─── Information supplied

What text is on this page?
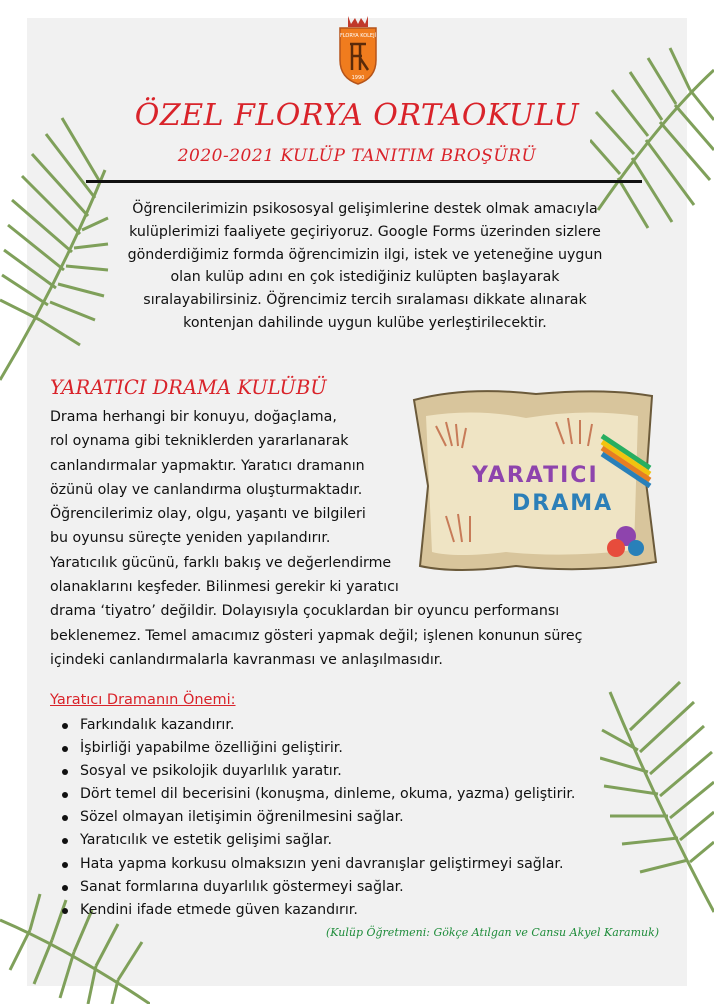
FLORYA KOLEJİ
1990
ÖZEL FLORYA ORTAOKULU
2020-2021 KULÜP TANITIM BROŞÜRÜ

Öğrencilerimizin psikososyal gelişimlerine destek olmak amacıyla

kulüplerimizi faaliyete geçiriyoruz. Google Forms üzerinden sizlere

gönderdiğimiz formda öğrencimizin ilgi, istek ve yeteneğine uygun

olan kulüp adını en çok istediğiniz kulüpten başlayarak

sıralayabilirsiniz. Öğrencimiz tercih sıralaması dikkate alınarak

kontenjan dahilinde uygun kulübe yerleştirilecektir.

YARATICI DRAMA KULÜBÜ
Drama herhangi bir konuyu, doğaçlama,
rol oynama gibi tekniklerden yararlanarak
canlandırmalar yapmaktır. Yaratıcı dramanın
özünü olay ve canlandırma oluşturmaktadır.
Öğrencilerimiz olay, olgu, yaşantı ve bilgileri
bu oyunsu süreçte yeniden yapılandırır.
Yaratıcılık gücünü, farklı bakış ve değerlendirme
olanaklarını keşfeder. Bilinmesi gerekir ki yaratıcı
drama ‘tiyatro’ değildir. Dolayısıyla çocuklardan bir oyuncu performansı
beklenemez. Temel amacımız gösteri yapmak değil; işlenen konunun süreç
içindeki canlandırmalarla kavranması ve anlaşılmasıdır.
YARATICI
DRAMA
Yaratıcı Dramanın Önemi:
Farkındalık kazandırır.
İşbirliği yapabilme özelliğini geliştirir.
Sosyal ve psikolojik duyarlılık yaratır.
Dört temel dil becerisini (konuşma, dinleme, okuma, yazma) geliştirir.
Sözel olmayan iletişimin öğrenilmesini sağlar.
Yaratıcılık ve estetik gelişimi sağlar.
Hata yapma korkusu olmaksızın yeni davranışlar geliştirmeyi sağlar.
Sanat formlarına duyarlılık göstermeyi sağlar.
Kendini ifade etmede güven kazandırır.
(Kulüp Öğretmeni: Gökçe Atılgan ve Cansu Akyel Karamuk)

──────

Repeat the listing in full and exactly. Do not include any images.

What text is on this page?
FLORYA KOLEJİ
1990
ÖZEL FLORYA ORTAOKULU
2020-2021 KULÜP TANITIM BROŞÜRÜ

Öğrencilerimizin psikososyal gelişimlerine destek olmak amacıyla

kulüplerimizi faaliyete geçiriyoruz. Google Forms üzerinden sizlere

gönderdiğimiz formda öğrencimizin ilgi, istek ve yeteneğine uygun

olan kulüp adını en çok istediğiniz kulüpten başlayarak

sıralayabilirsiniz. Öğrencimiz tercih sıralaması dikkate alınarak

kontenjan dahilinde uygun kulübe yerleştirilecektir.

YARATICI DRAMA KULÜBÜ
Drama herhangi bir konuyu, doğaçlama,
rol oynama gibi tekniklerden yararlanarak
canlandırmalar yapmaktır. Yaratıcı dramanın
özünü olay ve canlandırma oluşturmaktadır.
Öğrencilerimiz olay, olgu, yaşantı ve bilgileri
bu oyunsu süreçte yeniden yapılandırır.
Yaratıcılık gücünü, farklı bakış ve değerlendirme
olanaklarını keşfeder. Bilinmesi gerekir ki yaratıcı
drama ‘tiyatro’ değildir. Dolayısıyla çocuklardan bir oyuncu performansı
beklenemez. Temel amacımız gösteri yapmak değil; işlenen konunun süreç
içindeki canlandırmalarla kavranması ve anlaşılmasıdır.
YARATICI
DRAMA
Yaratıcı Dramanın Önemi:
Farkındalık kazandırır.
İşbirliği yapabilme özelliğini geliştirir.
Sosyal ve psikolojik duyarlılık yaratır.
Dört temel dil becerisini (konuşma, dinleme, okuma, yazma) geliştirir.
Sözel olmayan iletişimin öğrenilmesini sağlar.
Yaratıcılık ve estetik gelişimi sağlar.
Hata yapma korkusu olmaksızın yeni davranışlar geliştirmeyi sağlar.
Sanat formlarına duyarlılık göstermeyi sağlar.
Kendini ifade etmede güven kazandırır.
(Kulüp Öğretmeni: Gökçe Atılgan ve Cansu Akyel Karamuk)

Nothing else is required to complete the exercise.